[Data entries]
************

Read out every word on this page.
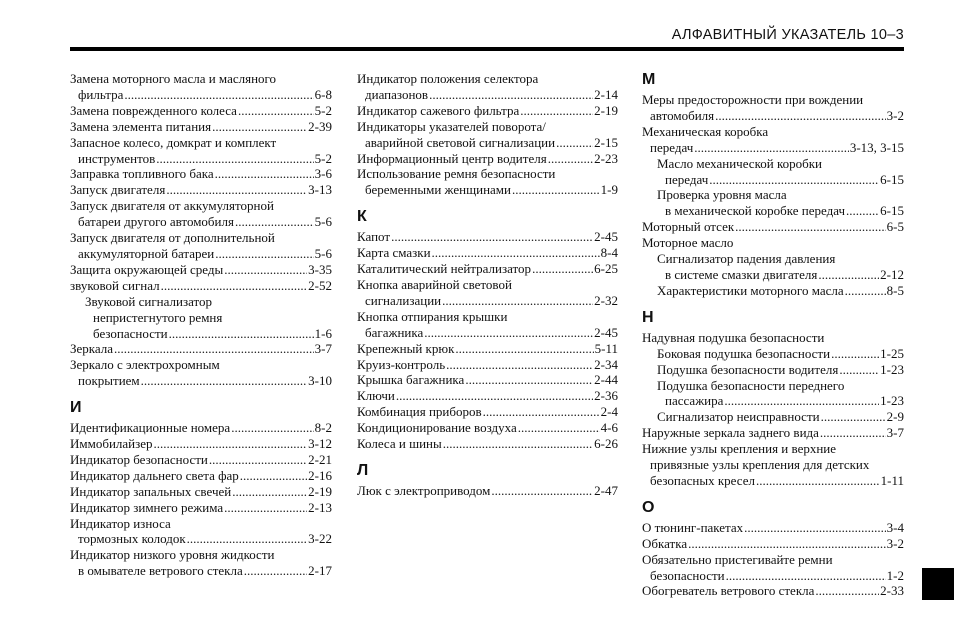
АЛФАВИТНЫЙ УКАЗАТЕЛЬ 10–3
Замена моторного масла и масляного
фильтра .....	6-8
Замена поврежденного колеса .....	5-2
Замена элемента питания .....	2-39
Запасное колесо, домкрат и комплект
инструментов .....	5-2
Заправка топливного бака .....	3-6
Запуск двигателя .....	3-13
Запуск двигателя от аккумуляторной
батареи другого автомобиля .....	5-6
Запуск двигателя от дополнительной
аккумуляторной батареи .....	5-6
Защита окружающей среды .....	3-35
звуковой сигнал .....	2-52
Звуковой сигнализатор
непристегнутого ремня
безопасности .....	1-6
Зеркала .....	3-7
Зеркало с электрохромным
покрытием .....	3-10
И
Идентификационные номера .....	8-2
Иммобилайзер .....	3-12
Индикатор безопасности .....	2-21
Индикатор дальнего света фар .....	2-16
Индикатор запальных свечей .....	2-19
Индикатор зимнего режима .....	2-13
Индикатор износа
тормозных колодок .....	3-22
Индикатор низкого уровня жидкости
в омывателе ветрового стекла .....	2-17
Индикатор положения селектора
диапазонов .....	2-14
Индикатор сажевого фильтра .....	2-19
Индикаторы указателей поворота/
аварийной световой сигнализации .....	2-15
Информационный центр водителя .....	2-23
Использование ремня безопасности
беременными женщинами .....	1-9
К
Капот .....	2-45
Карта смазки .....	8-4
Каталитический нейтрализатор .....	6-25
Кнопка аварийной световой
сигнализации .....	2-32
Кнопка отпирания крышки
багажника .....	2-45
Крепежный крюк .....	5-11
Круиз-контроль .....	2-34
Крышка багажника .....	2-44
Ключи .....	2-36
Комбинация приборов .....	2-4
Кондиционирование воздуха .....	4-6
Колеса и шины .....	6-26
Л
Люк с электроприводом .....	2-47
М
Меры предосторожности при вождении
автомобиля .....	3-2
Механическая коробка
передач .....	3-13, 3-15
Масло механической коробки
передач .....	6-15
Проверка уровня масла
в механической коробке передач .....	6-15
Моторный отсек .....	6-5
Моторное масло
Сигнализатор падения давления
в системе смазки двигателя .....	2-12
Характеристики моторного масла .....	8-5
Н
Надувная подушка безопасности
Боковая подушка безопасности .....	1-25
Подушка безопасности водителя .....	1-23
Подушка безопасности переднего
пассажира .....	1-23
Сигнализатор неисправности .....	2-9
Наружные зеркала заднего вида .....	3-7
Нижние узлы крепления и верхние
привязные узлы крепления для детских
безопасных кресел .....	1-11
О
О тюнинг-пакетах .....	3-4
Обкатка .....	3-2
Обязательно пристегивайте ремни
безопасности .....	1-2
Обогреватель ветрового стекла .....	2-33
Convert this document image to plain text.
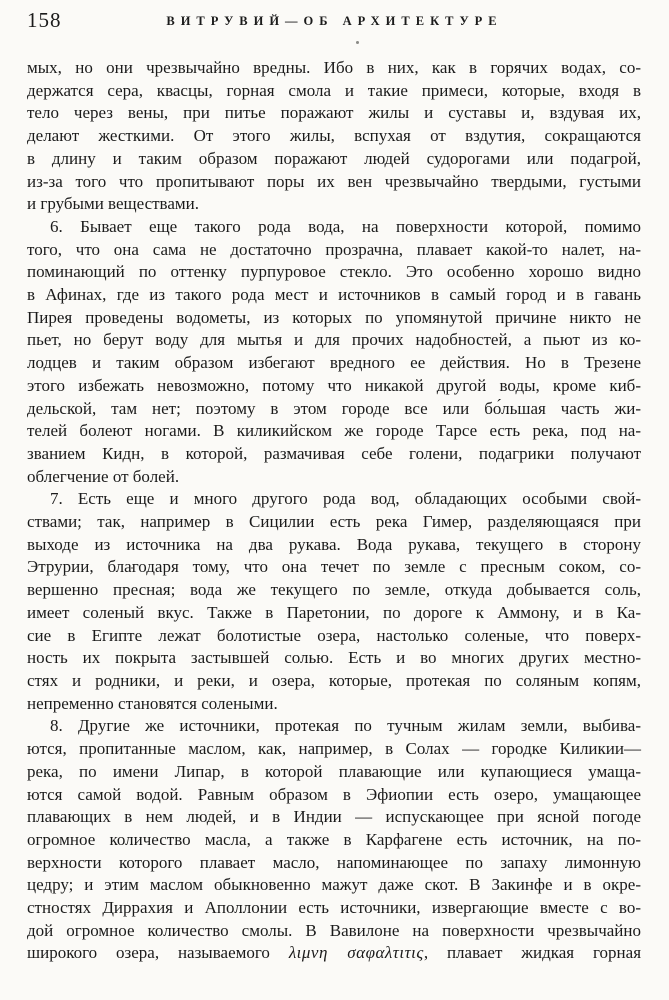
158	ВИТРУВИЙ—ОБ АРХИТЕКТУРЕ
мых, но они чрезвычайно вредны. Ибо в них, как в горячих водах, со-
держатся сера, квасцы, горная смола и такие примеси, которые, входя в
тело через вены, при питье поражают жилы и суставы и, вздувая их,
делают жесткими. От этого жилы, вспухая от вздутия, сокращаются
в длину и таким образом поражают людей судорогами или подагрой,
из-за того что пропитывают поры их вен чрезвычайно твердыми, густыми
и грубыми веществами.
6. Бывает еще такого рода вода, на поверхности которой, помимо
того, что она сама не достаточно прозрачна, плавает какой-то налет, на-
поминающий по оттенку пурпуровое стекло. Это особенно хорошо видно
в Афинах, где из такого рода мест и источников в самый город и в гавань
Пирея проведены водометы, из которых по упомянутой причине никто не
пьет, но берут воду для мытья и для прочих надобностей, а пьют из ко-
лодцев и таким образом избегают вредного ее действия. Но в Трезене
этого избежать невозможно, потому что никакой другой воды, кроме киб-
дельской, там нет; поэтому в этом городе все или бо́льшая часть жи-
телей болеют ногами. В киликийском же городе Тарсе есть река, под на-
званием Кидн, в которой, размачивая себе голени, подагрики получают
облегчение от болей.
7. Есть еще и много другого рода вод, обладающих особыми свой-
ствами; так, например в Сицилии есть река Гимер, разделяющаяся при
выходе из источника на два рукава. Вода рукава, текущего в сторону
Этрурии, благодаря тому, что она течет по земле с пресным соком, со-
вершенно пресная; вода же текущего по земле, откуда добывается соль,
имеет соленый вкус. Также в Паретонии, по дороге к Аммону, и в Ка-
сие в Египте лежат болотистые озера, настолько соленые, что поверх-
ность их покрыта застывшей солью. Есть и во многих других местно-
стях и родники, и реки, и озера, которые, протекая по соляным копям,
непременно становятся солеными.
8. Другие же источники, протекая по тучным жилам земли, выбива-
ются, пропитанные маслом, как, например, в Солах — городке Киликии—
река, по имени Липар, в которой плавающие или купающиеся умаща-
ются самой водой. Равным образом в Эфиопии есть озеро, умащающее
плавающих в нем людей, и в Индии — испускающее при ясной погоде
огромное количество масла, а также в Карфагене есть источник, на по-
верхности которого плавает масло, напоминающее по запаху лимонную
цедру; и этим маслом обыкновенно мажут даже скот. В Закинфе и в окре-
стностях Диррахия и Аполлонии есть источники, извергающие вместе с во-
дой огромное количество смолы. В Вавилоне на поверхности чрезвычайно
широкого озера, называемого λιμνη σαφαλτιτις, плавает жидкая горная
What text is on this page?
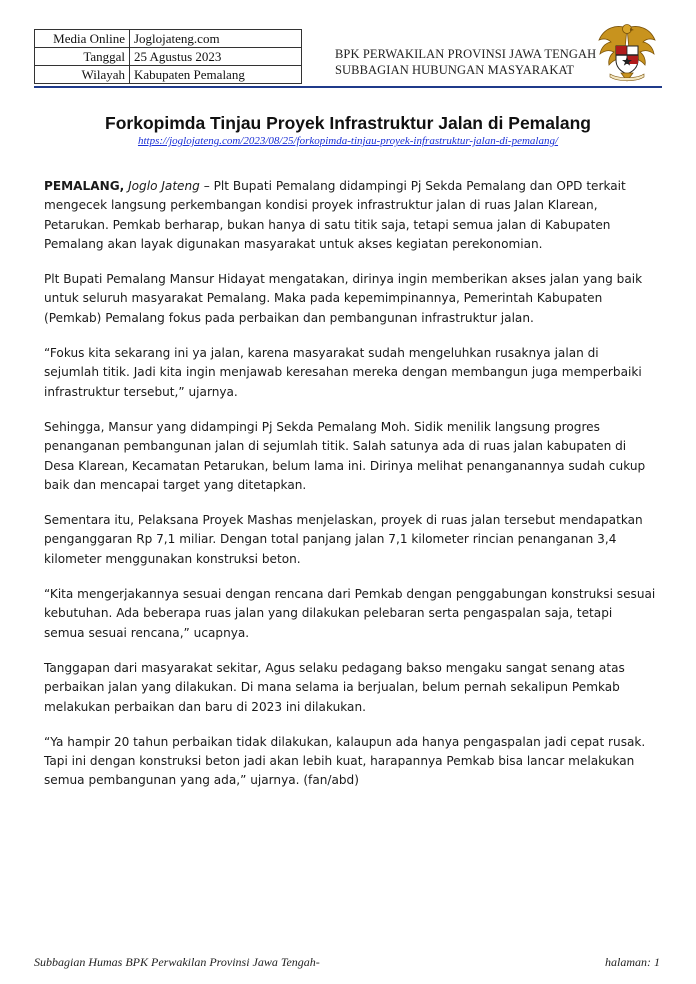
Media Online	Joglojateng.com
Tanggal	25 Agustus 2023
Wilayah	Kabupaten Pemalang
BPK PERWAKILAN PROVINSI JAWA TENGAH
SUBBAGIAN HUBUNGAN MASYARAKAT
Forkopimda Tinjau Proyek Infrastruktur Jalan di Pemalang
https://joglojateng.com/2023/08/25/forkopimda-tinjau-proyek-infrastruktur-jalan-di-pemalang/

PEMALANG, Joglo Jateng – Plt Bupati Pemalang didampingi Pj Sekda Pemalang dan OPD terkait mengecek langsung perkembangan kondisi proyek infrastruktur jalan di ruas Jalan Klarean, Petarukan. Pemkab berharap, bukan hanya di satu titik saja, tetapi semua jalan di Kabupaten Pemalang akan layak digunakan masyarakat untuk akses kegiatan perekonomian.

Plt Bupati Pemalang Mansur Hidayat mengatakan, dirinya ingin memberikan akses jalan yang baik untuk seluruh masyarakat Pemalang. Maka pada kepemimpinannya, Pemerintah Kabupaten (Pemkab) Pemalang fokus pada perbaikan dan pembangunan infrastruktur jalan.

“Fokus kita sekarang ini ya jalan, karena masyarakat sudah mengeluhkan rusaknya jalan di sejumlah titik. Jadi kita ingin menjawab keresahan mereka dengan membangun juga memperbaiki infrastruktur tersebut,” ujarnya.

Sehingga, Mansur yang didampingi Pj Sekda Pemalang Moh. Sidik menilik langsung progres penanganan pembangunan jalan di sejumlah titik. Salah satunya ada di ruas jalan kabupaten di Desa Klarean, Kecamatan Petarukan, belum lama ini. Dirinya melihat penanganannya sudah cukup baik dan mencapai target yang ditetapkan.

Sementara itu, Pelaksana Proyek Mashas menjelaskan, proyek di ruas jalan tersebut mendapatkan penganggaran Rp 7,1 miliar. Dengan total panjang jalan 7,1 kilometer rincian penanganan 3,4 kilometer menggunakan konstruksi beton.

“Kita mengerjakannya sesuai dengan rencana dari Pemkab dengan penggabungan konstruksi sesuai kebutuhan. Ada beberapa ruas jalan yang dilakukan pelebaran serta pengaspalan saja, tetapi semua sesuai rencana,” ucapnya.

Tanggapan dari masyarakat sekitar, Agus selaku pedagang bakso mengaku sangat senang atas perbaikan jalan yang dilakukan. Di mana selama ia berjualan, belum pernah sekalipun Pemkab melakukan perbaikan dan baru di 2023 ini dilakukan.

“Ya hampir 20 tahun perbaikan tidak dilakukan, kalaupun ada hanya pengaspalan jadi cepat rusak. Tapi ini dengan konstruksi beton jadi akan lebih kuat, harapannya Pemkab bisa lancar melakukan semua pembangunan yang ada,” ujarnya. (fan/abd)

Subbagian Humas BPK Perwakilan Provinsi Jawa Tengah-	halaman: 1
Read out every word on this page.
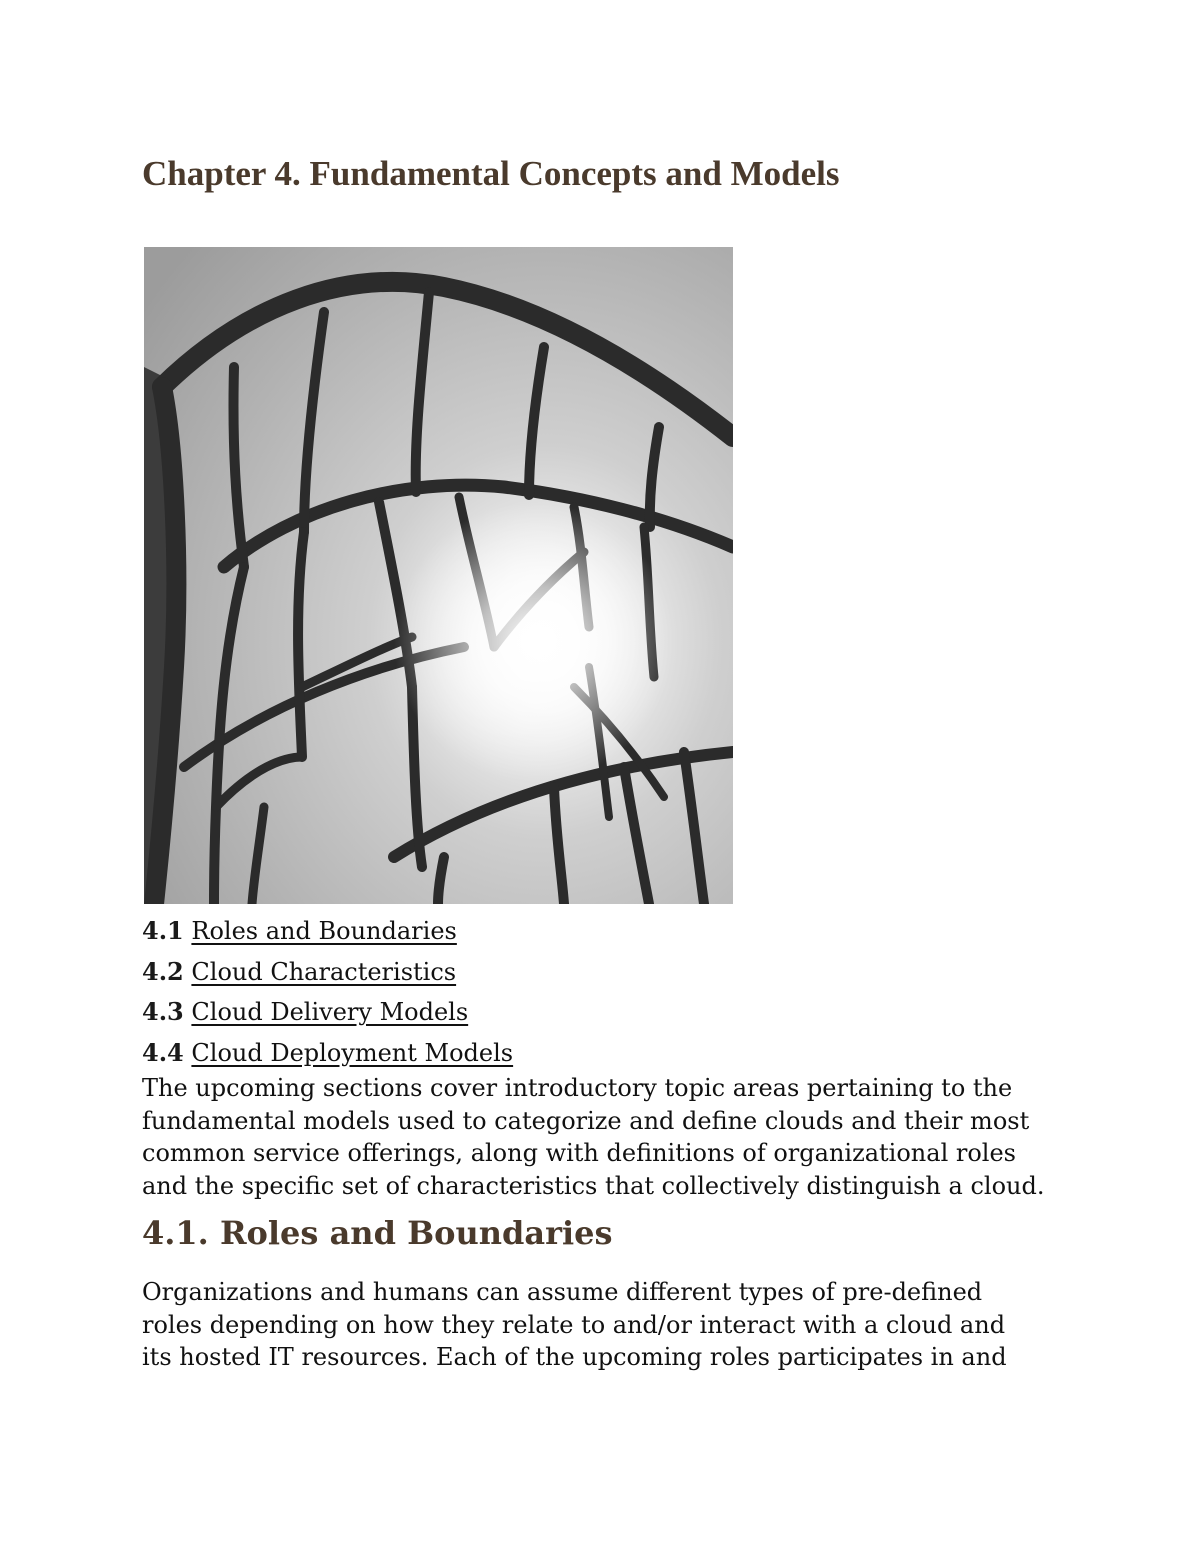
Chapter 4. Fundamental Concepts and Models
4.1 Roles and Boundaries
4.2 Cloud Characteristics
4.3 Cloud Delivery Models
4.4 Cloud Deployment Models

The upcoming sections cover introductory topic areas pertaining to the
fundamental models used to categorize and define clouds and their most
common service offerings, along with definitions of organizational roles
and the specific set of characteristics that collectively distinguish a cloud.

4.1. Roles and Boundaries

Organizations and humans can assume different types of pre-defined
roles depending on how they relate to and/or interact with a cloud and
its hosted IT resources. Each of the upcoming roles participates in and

************

> _To be done_
Gather each line in the data that holds the string "didampingi".

> _Result_
PEMALANG, Joglo Jateng – Plt Bupati Pemalang didampingi Pj Sekda Pemalang dan OPD terkait mengecek langsung perkembangan kondisi proyek infrastruktur jalan di ruas Jalan Klarean, Petarukan. Pemkab berharap, bukan hanya di satu titik saja, tetapi semua jalan di Kabupaten Pemalang akan layak digunakan masyarakat untuk akses kegiatan perekonomian.
Sehingga, Mansur yang didampingi Pj Sekda Pemalang Moh. Sidik menilik langsung progres penanganan pembangunan jalan di sejumlah titik. Salah satunya ada di ruas jalan kabupaten di Desa Klarean, Kecamatan Petarukan, belum lama ini. Dirinya melihat penanganannya sudah cukup baik dan mencapai target yang ditetapkan.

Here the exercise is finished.